[JOB] Please show each line of the data below that contains the string "small".

[INPUT RECORDS]
(begin)

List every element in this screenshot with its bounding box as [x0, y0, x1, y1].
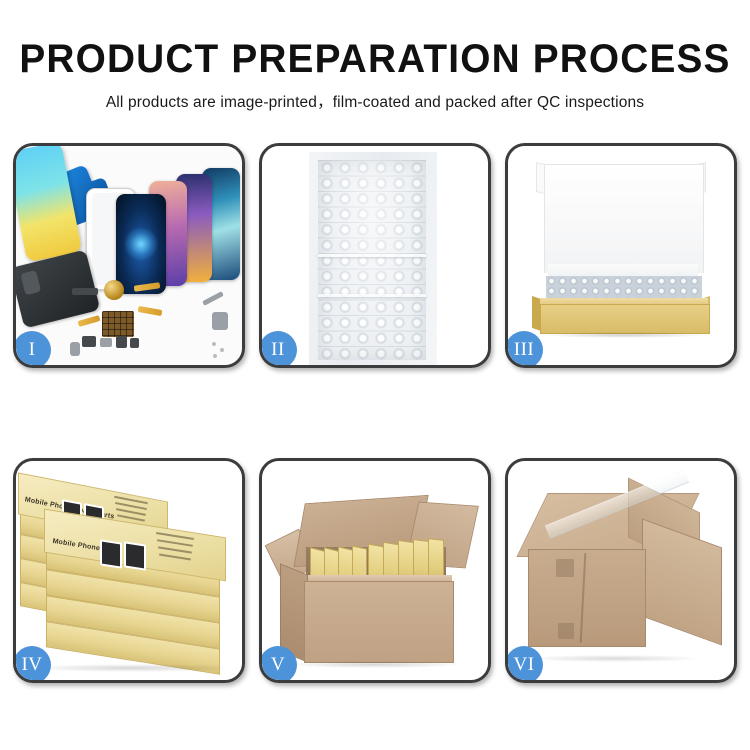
small-part-icon-3 [116, 336, 127, 348]
process-step-card-2: II [259, 143, 491, 368]
sealed-carton-side [642, 518, 722, 645]
page-subtitle: All products are image-printed，film-coat… [0, 80, 750, 112]
sealed-carton-front [528, 549, 646, 647]
sim-tray-icon [70, 342, 80, 356]
tweezers-icon [202, 291, 224, 306]
copper-coil-icon [104, 280, 124, 300]
step-badge-3: III [508, 331, 543, 365]
step-badge-6: VI [508, 646, 543, 680]
phone-dark-swirl-icon [116, 194, 166, 294]
process-step-card-5: V [259, 458, 491, 683]
page-title: PRODUCT PREPARATION PROCESS [11, 0, 739, 80]
flex-cable-icon-2 [138, 306, 163, 316]
box-screen-graphic-2b [124, 541, 146, 570]
flex-cable-icon-3 [78, 315, 101, 327]
phone-large-colorful-icon [16, 146, 82, 262]
step-badge-1: I [16, 331, 51, 365]
process-step-card-6: VI [505, 458, 737, 683]
sealed-carton-shadow [530, 655, 698, 662]
step-1-illustration: I [16, 146, 242, 365]
product-preparation-infographic: PRODUCT PREPARATION PROCESS All products… [0, 0, 750, 750]
step-5-illustration: V [262, 461, 488, 680]
box-shadow [542, 332, 706, 338]
step-badge-5: V [262, 646, 297, 680]
bubble-wrap-seam-2 [318, 294, 426, 297]
small-part-icon-1 [82, 336, 96, 347]
carton-shadow [288, 661, 460, 668]
process-step-grid: I II [13, 143, 737, 683]
bubble-wrap-bubbles-icon [318, 160, 426, 360]
step-2-illustration: II [262, 146, 488, 365]
step-6-illustration: VI [508, 461, 734, 680]
tool-icon [212, 312, 228, 330]
speaker-module-icon [72, 288, 98, 295]
chip-grid-icon [102, 311, 134, 337]
step-badge-2: II [262, 331, 297, 365]
screw-icon-2 [220, 348, 224, 352]
carton-front-panel [304, 581, 454, 663]
carton-fold-nub-2 [558, 623, 574, 639]
process-step-card-3: III [505, 143, 737, 368]
screw-icon-1 [212, 342, 216, 346]
box-front-panel [540, 304, 710, 334]
process-step-card-4: Mobile Phone Spare Parts Mobile Phone Sp… [13, 458, 245, 683]
stack-shadow [30, 664, 230, 672]
box-lid-panel [544, 164, 704, 273]
screw-icon-3 [213, 354, 217, 358]
bubble-wrap-seam-1 [318, 254, 426, 257]
small-part-icon-2 [100, 338, 112, 347]
step-badge-4: IV [16, 646, 51, 680]
step-3-illustration: III [508, 146, 734, 365]
process-step-card-1: I [13, 143, 245, 368]
step-4-illustration: Mobile Phone Spare Parts Mobile Phone Sp… [16, 461, 242, 680]
header: PRODUCT PREPARATION PROCESS All products… [0, 0, 750, 112]
box-screen-graphic-2a [100, 539, 122, 568]
small-part-icon-4 [130, 338, 139, 348]
carton-fold-nub-1 [556, 559, 574, 577]
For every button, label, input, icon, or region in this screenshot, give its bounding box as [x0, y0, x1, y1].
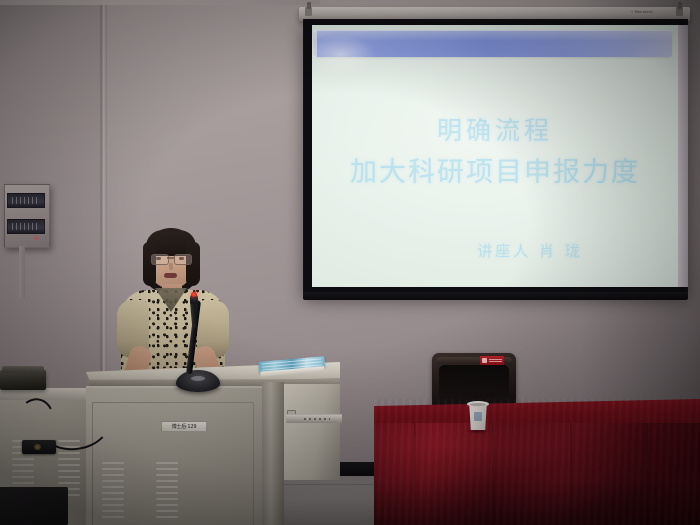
red-draped-table	[374, 399, 700, 525]
mouth	[164, 273, 177, 278]
screen-bottom-bar	[303, 292, 688, 300]
podium-body: 博士后·129	[86, 386, 262, 525]
podium-vent-left	[102, 462, 126, 524]
panel-support-post	[19, 246, 25, 298]
gooseneck-microphone	[176, 296, 220, 392]
sticker-logo-mark	[482, 358, 487, 363]
microphone-base-highlight	[191, 376, 205, 381]
keyboard-drawer-rail	[286, 414, 342, 423]
equipment-box-top	[2, 366, 44, 373]
ceiling-edge	[0, 0, 320, 5]
drawer-rail-perforations	[304, 418, 330, 420]
podium-side-shelf	[284, 384, 340, 480]
electrical-panel-box	[4, 184, 50, 248]
nose	[169, 263, 173, 270]
connection-socket-plate	[22, 440, 56, 454]
slide-header-banner	[314, 30, 672, 57]
cup-logo-icon	[474, 412, 482, 421]
socket-connector	[34, 444, 41, 450]
paper-cup	[467, 401, 489, 431]
table-cloth-skirt	[374, 423, 700, 525]
cup-rim-inner	[470, 403, 486, 407]
glasses-bridge	[167, 257, 174, 259]
glasses-lens-left	[151, 254, 169, 265]
banner-gloss	[314, 30, 672, 41]
chair-asset-sticker	[480, 356, 504, 365]
slide-title-line-1: 明确流程	[312, 111, 678, 147]
projection-screen: 明确流程 加大科研项目申报力度 讲座人 肖 珑	[303, 19, 688, 295]
podium-vent-right	[156, 462, 180, 524]
audio-equipment-box	[0, 370, 46, 390]
sticker-text-lines	[489, 359, 502, 363]
microphone-base	[176, 370, 220, 392]
panel-indicator-light	[34, 236, 39, 240]
glasses-icon	[150, 254, 192, 263]
banner-highlight	[314, 30, 317, 57]
wall-seam-shadow	[100, 0, 102, 420]
screen-surface: 明确流程 加大科研项目申报力度 讲座人 肖 珑	[312, 25, 678, 287]
cloth-shadow	[374, 479, 700, 525]
screen-hook-left	[307, 2, 311, 9]
screen-hook-right	[678, 2, 682, 9]
lecture-hall-photo: • Menatent 明确流程 加大科研项目申报力度 讲座人 肖 珑	[0, 0, 700, 525]
podium-side-panel	[262, 382, 284, 525]
slide-title-line-2: 加大科研项目申报力度	[312, 150, 678, 189]
screen-right-edge	[678, 25, 688, 287]
glasses-lens-right	[174, 254, 192, 265]
panel-breaker-row-bottom	[7, 219, 45, 234]
panel-breaker-row-top	[7, 193, 45, 208]
floor-equipment-box	[0, 487, 68, 525]
slide-presenter-line: 讲座人 肖 珑	[312, 240, 678, 261]
housing-brand-label: • Menatent	[631, 10, 653, 14]
presentation-slide: 明确流程 加大科研项目申报力度 讲座人 肖 珑	[312, 25, 678, 287]
podium-room-label: 博士后·129	[161, 421, 207, 432]
microphone-led-icon	[191, 292, 197, 297]
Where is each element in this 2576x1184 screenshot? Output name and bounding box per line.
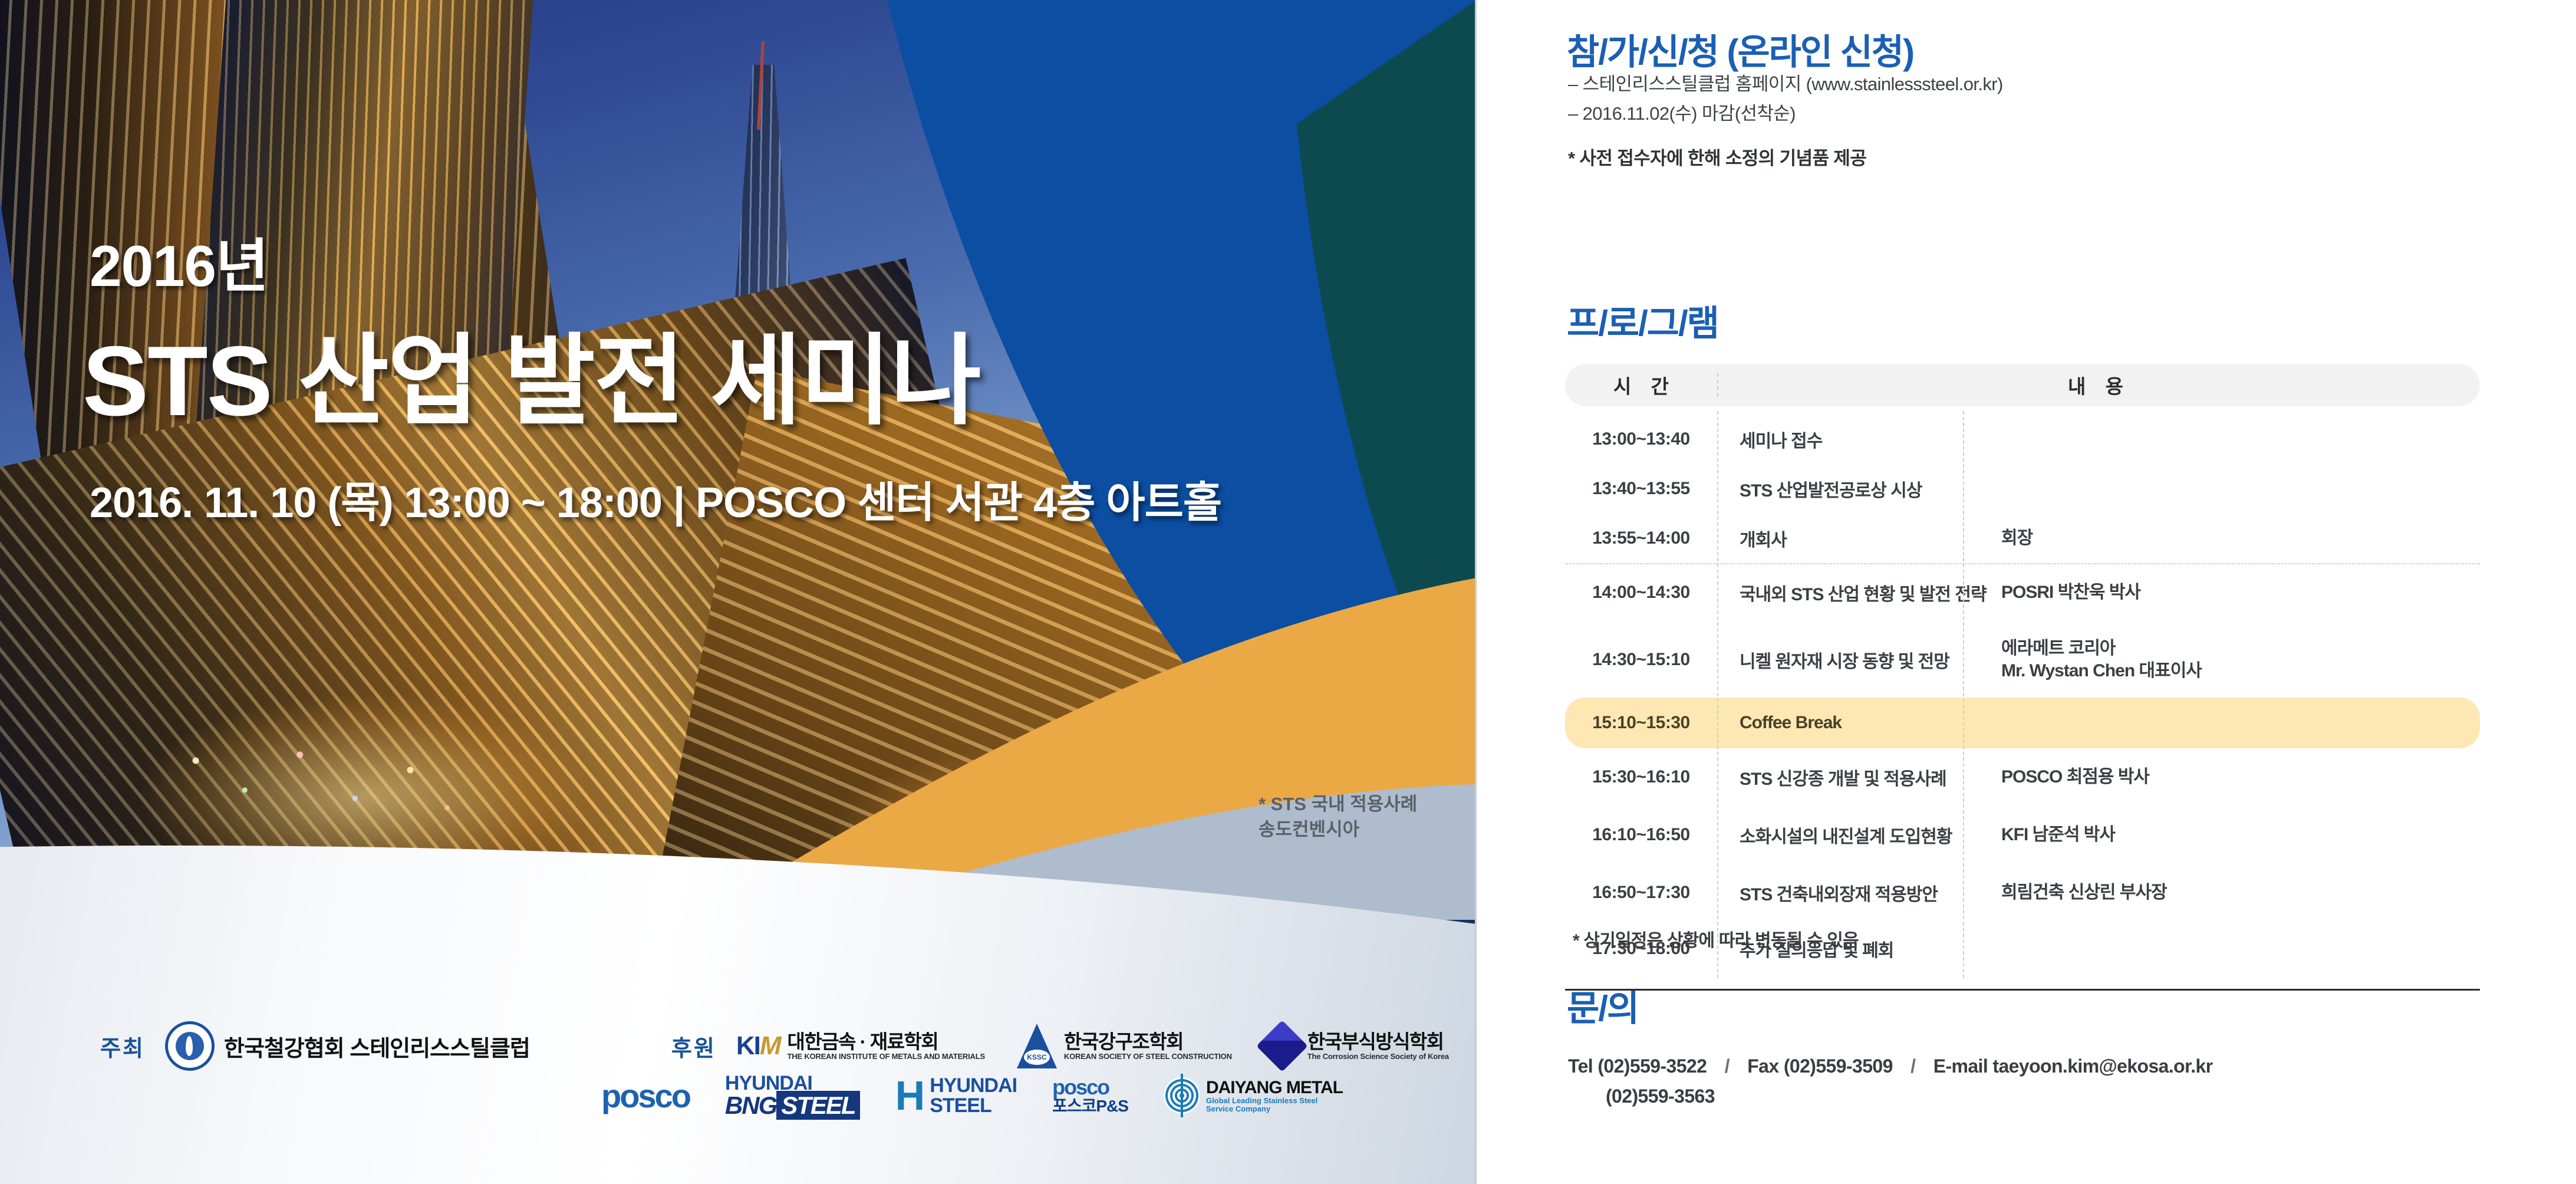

(end)

[ANSWER TO THE EXERCISE]
small-part-icon-3 [116, 336, 127, 348]
small-part-icon-1 [82, 336, 96, 347]
small-part-icon-2 [100, 338, 112, 347]
small-part-icon-4 [130, 338, 139, 348]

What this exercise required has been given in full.